(Extracted records)
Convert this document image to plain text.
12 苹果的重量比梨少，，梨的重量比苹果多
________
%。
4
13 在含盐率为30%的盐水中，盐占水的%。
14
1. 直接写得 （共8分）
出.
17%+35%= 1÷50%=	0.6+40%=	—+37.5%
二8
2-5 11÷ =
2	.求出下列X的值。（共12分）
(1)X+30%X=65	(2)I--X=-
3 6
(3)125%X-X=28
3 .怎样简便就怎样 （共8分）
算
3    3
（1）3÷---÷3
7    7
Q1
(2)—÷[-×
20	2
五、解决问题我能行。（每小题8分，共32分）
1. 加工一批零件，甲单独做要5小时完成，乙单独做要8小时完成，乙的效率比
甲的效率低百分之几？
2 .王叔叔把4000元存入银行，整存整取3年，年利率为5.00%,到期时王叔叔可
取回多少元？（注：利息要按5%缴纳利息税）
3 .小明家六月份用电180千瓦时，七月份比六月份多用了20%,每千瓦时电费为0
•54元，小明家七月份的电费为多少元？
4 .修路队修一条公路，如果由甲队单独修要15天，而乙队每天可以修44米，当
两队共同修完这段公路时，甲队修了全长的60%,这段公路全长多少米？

* * *

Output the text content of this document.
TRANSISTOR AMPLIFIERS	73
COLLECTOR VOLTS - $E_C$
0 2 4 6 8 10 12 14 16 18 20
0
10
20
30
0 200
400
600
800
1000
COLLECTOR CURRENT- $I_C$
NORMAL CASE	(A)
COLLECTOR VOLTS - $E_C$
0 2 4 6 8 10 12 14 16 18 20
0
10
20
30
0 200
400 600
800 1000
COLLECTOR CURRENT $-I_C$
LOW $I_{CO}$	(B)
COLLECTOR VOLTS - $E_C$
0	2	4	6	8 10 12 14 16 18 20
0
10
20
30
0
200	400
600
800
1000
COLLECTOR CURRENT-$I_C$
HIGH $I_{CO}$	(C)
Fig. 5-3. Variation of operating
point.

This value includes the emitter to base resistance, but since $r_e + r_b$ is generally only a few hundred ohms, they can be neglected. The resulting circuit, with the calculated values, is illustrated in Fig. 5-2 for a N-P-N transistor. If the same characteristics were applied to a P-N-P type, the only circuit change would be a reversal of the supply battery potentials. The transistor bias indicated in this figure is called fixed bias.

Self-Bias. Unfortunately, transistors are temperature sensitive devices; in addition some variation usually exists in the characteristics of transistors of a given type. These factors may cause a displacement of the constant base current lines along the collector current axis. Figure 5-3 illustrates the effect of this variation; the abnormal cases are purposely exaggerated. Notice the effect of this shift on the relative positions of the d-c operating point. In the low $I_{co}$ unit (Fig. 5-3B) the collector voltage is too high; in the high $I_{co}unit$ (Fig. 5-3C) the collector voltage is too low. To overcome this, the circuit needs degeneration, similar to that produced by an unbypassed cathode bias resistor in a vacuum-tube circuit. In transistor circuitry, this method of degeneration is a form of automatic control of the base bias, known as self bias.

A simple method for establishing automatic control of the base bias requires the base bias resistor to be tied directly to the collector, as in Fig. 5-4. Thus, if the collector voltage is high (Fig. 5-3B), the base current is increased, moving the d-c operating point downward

...

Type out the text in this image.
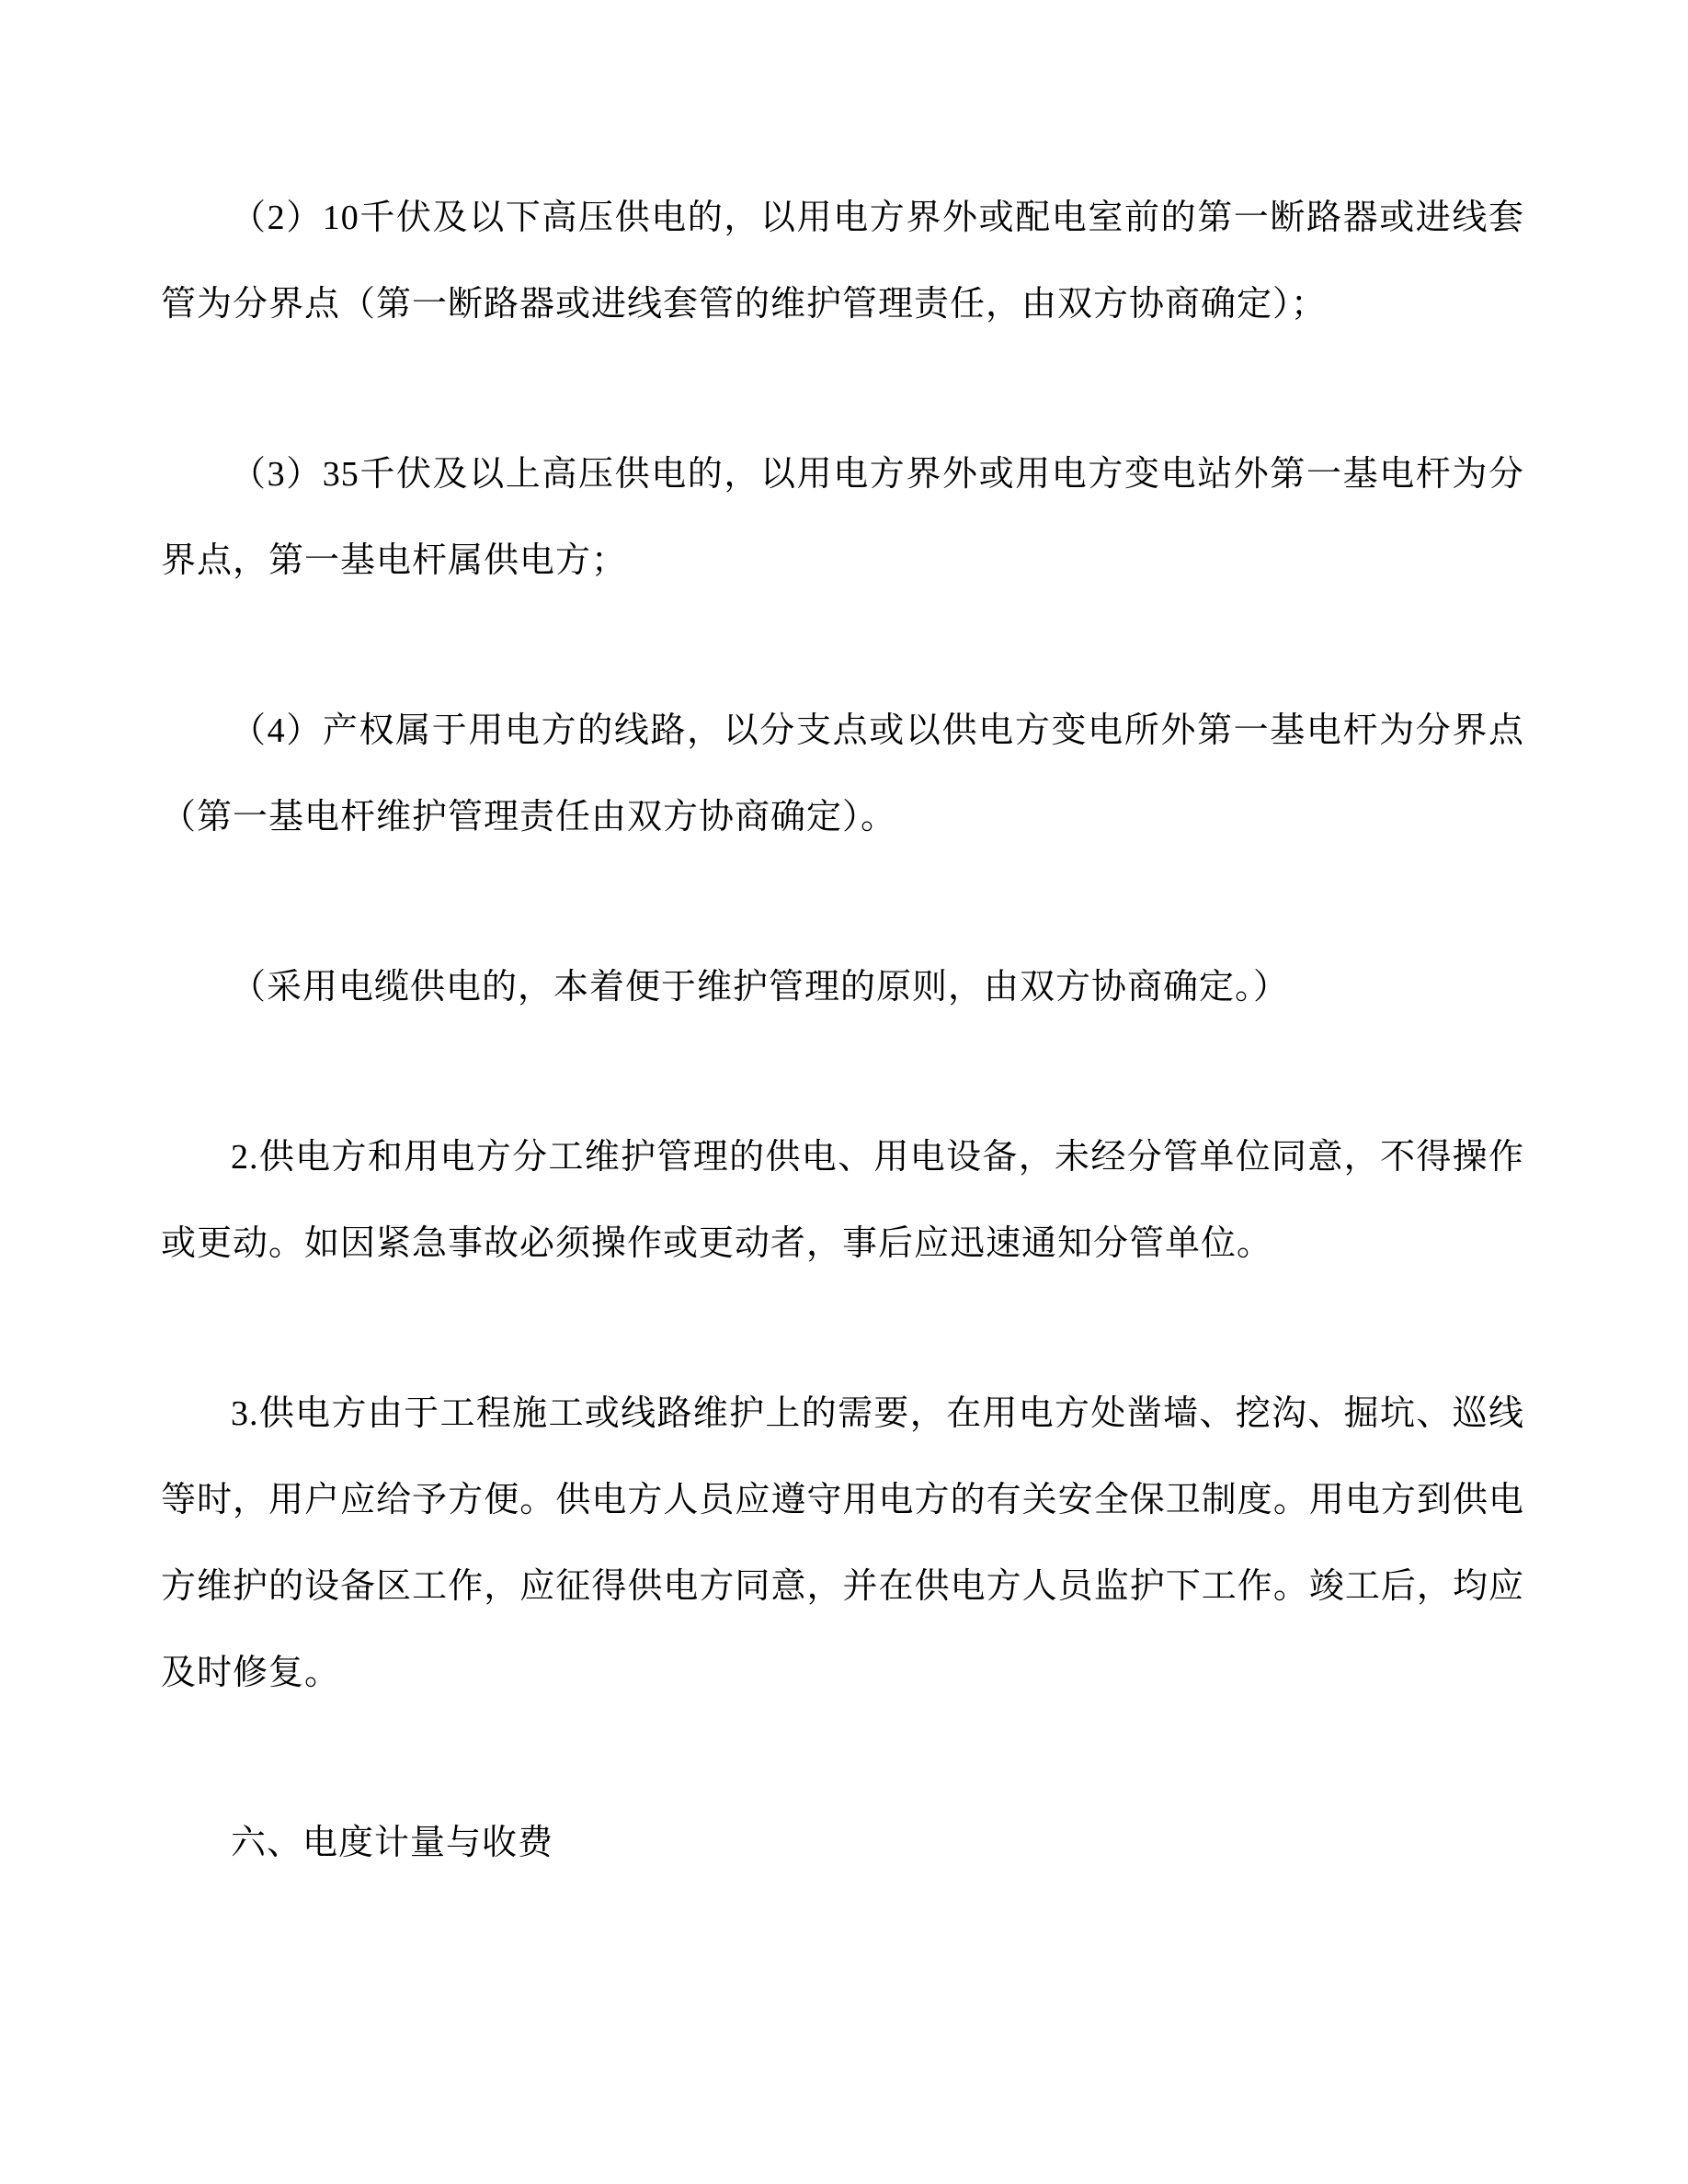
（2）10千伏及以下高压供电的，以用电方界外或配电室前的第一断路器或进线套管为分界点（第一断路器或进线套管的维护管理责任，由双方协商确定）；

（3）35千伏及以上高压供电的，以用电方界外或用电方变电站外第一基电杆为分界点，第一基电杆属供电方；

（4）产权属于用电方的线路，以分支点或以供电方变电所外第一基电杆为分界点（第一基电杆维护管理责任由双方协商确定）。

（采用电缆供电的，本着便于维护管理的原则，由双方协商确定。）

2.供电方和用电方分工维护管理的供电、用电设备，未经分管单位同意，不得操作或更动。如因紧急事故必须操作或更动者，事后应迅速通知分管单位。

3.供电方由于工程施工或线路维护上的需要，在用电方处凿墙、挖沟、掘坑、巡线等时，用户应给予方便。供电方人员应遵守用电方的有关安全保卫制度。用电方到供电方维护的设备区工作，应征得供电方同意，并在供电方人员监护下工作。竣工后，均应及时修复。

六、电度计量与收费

What you are asked to do: Say how many lines of the data hold the string "document". Reply with the number alone.

Correct response: 2